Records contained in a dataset

## Start

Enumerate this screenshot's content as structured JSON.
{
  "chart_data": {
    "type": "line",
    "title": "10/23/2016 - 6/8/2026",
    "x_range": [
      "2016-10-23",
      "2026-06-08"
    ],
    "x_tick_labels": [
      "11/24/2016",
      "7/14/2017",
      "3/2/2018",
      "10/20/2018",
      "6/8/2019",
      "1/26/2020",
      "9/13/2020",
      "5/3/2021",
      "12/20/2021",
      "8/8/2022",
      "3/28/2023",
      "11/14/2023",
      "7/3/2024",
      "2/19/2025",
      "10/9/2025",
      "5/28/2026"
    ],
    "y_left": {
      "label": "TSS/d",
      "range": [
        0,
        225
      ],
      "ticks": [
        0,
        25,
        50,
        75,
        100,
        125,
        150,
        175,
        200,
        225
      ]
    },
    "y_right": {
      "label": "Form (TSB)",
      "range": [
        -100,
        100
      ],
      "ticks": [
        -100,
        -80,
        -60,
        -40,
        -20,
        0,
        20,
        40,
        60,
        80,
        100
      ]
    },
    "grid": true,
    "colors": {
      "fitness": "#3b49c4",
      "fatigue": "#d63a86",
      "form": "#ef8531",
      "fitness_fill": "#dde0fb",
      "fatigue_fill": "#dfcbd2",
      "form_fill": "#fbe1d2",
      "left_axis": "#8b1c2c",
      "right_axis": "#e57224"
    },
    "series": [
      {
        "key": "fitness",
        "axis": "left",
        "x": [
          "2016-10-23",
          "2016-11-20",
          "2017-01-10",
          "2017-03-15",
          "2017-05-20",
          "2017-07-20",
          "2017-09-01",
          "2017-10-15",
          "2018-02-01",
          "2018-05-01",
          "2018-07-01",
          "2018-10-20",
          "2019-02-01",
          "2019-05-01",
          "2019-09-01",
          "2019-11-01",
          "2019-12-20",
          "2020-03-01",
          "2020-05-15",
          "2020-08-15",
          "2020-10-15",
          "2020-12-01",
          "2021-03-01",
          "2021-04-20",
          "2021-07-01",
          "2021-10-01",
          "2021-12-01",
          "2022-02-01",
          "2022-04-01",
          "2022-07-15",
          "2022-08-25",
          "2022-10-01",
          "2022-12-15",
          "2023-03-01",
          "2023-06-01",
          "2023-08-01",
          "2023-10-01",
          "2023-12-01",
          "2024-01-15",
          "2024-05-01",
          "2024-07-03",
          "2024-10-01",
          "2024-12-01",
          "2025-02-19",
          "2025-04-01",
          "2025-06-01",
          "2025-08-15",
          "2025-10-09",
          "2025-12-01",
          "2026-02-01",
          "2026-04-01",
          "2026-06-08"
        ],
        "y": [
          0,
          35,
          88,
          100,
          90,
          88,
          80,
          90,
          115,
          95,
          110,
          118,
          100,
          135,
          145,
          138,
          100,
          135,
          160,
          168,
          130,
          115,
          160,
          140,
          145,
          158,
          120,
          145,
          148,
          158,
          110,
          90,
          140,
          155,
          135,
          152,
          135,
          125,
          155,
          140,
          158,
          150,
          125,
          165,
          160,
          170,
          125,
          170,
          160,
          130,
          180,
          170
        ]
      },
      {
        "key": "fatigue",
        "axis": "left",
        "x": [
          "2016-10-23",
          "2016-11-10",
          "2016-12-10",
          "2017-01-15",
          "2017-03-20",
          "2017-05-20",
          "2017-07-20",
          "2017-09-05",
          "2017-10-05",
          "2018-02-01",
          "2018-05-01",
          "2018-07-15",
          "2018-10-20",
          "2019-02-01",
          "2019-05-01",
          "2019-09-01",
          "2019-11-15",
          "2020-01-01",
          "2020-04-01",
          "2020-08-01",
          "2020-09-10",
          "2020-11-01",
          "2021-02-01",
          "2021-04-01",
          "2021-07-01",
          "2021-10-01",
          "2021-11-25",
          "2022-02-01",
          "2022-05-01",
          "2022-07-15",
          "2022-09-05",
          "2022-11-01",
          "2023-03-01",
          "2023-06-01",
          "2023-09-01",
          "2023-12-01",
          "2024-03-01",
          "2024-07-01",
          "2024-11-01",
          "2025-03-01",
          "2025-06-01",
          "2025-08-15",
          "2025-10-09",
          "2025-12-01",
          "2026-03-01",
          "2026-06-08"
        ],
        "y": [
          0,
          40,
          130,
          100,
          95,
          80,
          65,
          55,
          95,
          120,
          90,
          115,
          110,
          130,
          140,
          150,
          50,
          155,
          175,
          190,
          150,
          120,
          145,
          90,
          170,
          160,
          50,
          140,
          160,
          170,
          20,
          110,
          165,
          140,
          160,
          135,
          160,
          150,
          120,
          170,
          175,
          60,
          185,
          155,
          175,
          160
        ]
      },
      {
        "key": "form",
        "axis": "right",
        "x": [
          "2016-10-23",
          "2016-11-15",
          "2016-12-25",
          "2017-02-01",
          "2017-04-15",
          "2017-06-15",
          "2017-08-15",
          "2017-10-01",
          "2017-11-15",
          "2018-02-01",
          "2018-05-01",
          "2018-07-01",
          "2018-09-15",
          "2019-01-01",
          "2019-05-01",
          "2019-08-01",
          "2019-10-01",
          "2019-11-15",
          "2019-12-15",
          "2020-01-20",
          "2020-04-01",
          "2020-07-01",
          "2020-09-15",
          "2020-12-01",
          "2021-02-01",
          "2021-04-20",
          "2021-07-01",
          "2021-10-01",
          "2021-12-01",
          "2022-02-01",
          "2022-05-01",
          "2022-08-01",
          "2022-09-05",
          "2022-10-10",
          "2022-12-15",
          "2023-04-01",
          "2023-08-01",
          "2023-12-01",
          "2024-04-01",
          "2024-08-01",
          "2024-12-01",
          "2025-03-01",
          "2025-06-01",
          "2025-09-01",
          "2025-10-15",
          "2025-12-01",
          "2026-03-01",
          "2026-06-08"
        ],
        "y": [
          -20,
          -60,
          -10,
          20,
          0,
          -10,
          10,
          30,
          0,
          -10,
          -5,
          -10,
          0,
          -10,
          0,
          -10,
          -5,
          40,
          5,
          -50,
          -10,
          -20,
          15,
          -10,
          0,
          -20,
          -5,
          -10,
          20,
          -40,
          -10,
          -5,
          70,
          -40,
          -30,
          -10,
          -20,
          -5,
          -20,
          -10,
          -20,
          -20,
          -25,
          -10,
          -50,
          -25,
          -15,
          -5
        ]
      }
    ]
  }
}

## End

§ Directive: Extract each record, keeping it identical to the original.

§ Task output:
Enumerate this screenshot's content as structured JSON.
{
  "chart_data": {
    "type": "line",
    "title": "10/23/2016 - 6/8/2026",
    "x_range": [
      "2016-10-23",
      "2026-06-08"
    ],
    "x_tick_labels": [
      "11/24/2016",
      "7/14/2017",
      "3/2/2018",
      "10/20/2018",
      "6/8/2019",
      "1/26/2020",
      "9/13/2020",
      "5/3/2021",
      "12/20/2021",
      "8/8/2022",
      "3/28/2023",
      "11/14/2023",
      "7/3/2024",
      "2/19/2025",
      "10/9/2025",
      "5/28/2026"
    ],
    "y_left": {
      "label": "TSS/d",
      "range": [
        0,
        225
      ],
      "ticks": [
        0,
        25,
        50,
        75,
        100,
        125,
        150,
        175,
        200,
        225
      ]
    },
    "y_right": {
      "label": "Form (TSB)",
      "range": [
        -100,
        100
      ],
      "ticks": [
        -100,
        -80,
        -60,
        -40,
        -20,
        0,
        20,
        40,
        60,
        80,
        100
      ]
    },
    "grid": true,
    "colors": {
      "fitness": "#3b49c4",
      "fatigue": "#d63a86",
      "form": "#ef8531",
      "fitness_fill": "#dde0fb",
      "fatigue_fill": "#dfcbd2",
      "form_fill": "#fbe1d2",
      "left_axis": "#8b1c2c",
      "right_axis": "#e57224"
    },
    "series": [
      {
        "key": "fitness",
        "axis": "left",
        "x": [
          "2016-10-23",
          "2016-11-20",
          "2017-01-10",
          "2017-03-15",
          "2017-05-20",
          "2017-07-20",
          "2017-09-01",
          "2017-10-15",
          "2018-02-01",
          "2018-05-01",
          "2018-07-01",
          "2018-10-20",
          "2019-02-01",
          "2019-05-01",
          "2019-09-01",
          "2019-11-01",
          "2019-12-20",
          "2020-03-01",
          "2020-05-15",
          "2020-08-15",
          "2020-10-15",
          "2020-12-01",
          "2021-03-01",
          "2021-04-20",
          "2021-07-01",
          "2021-10-01",
          "2021-12-01",
          "2022-02-01",
          "2022-04-01",
          "2022-07-15",
          "2022-08-25",
          "2022-10-01",
          "2022-12-15",
          "2023-03-01",
          "2023-06-01",
          "2023-08-01",
          "2023-10-01",
          "2023-12-01",
          "2024-01-15",
          "2024-05-01",
          "2024-07-03",
          "2024-10-01",
          "2024-12-01",
          "2025-02-19",
          "2025-04-01",
          "2025-06-01",
          "2025-08-15",
          "2025-10-09",
          "2025-12-01",
          "2026-02-01",
          "2026-04-01",
          "2026-06-08"
        ],
        "y": [
          0,
          35,
          88,
          100,
          90,
          88,
          80,
          90,
          115,
          95,
          110,
          118,
          100,
          135,
          145,
          138,
          100,
          135,
          160,
          168,
          130,
          115,
          160,
          140,
          145,
          158,
          120,
          145,
          148,
          158,
          110,
          90,
          140,
          155,
          135,
          152,
          135,
          125,
          155,
          140,
          158,
          150,
          125,
          165,
          160,
          170,
          125,
          170,
          160,
          130,
          180,
          170
        ]
      },
      {
        "key": "fatigue",
        "axis": "left",
        "x": [
          "2016-10-23",
          "2016-11-10",
          "2016-12-10",
          "2017-01-15",
          "2017-03-20",
          "2017-05-20",
          "2017-07-20",
          "2017-09-05",
          "2017-10-05",
          "2018-02-01",
          "2018-05-01",
          "2018-07-15",
          "2018-10-20",
          "2019-02-01",
          "2019-05-01",
          "2019-09-01",
          "2019-11-15",
          "2020-01-01",
          "2020-04-01",
          "2020-08-01",
          "2020-09-10",
          "2020-11-01",
          "2021-02-01",
          "2021-04-01",
          "2021-07-01",
          "2021-10-01",
          "2021-11-25",
          "2022-02-01",
          "2022-05-01",
          "2022-07-15",
          "2022-09-05",
          "2022-11-01",
          "2023-03-01",
          "2023-06-01",
          "2023-09-01",
          "2023-12-01",
          "2024-03-01",
          "2024-07-01",
          "2024-11-01",
          "2025-03-01",
          "2025-06-01",
          "2025-08-15",
          "2025-10-09",
          "2025-12-01",
          "2026-03-01",
          "2026-06-08"
        ],
        "y": [
          0,
          40,
          130,
          100,
          95,
          80,
          65,
          55,
          95,
          120,
          90,
          115,
          110,
          130,
          140,
          150,
          50,
          155,
          175,
          190,
          150,
          120,
          145,
          90,
          170,
          160,
          50,
          140,
          160,
          170,
          20,
          110,
          165,
          140,
          160,
          135,
          160,
          150,
          120,
          170,
          175,
          60,
          185,
          155,
          175,
          160
        ]
      },
      {
        "key": "form",
        "axis": "right",
        "x": [
          "2016-10-23",
          "2016-11-15",
          "2016-12-25",
          "2017-02-01",
          "2017-04-15",
          "2017-06-15",
          "2017-08-15",
          "2017-10-01",
          "2017-11-15",
          "2018-02-01",
          "2018-05-01",
          "2018-07-01",
          "2018-09-15",
          "2019-01-01",
          "2019-05-01",
          "2019-08-01",
          "2019-10-01",
          "2019-11-15",
          "2019-12-15",
          "2020-01-20",
          "2020-04-01",
          "2020-07-01",
          "2020-09-15",
          "2020-12-01",
          "2021-02-01",
          "2021-04-20",
          "2021-07-01",
          "2021-10-01",
          "2021-12-01",
          "2022-02-01",
          "2022-05-01",
          "2022-08-01",
          "2022-09-05",
          "2022-10-10",
          "2022-12-15",
          "2023-04-01",
          "2023-08-01",
          "2023-12-01",
          "2024-04-01",
          "2024-08-01",
          "2024-12-01",
          "2025-03-01",
          "2025-06-01",
          "2025-09-01",
          "2025-10-15",
          "2025-12-01",
          "2026-03-01",
          "2026-06-08"
        ],
        "y": [
          -20,
          -60,
          -10,
          20,
          0,
          -10,
          10,
          30,
          0,
          -10,
          -5,
          -10,
          0,
          -10,
          0,
          -10,
          -5,
          40,
          5,
          -50,
          -10,
          -20,
          15,
          -10,
          0,
          -20,
          -5,
          -10,
          20,
          -40,
          -10,
          -5,
          70,
          -40,
          -30,
          -10,
          -20,
          -5,
          -20,
          -10,
          -20,
          -20,
          -25,
          -10,
          -50,
          -25,
          -15,
          -5
        ]
      }
    ]
  }
}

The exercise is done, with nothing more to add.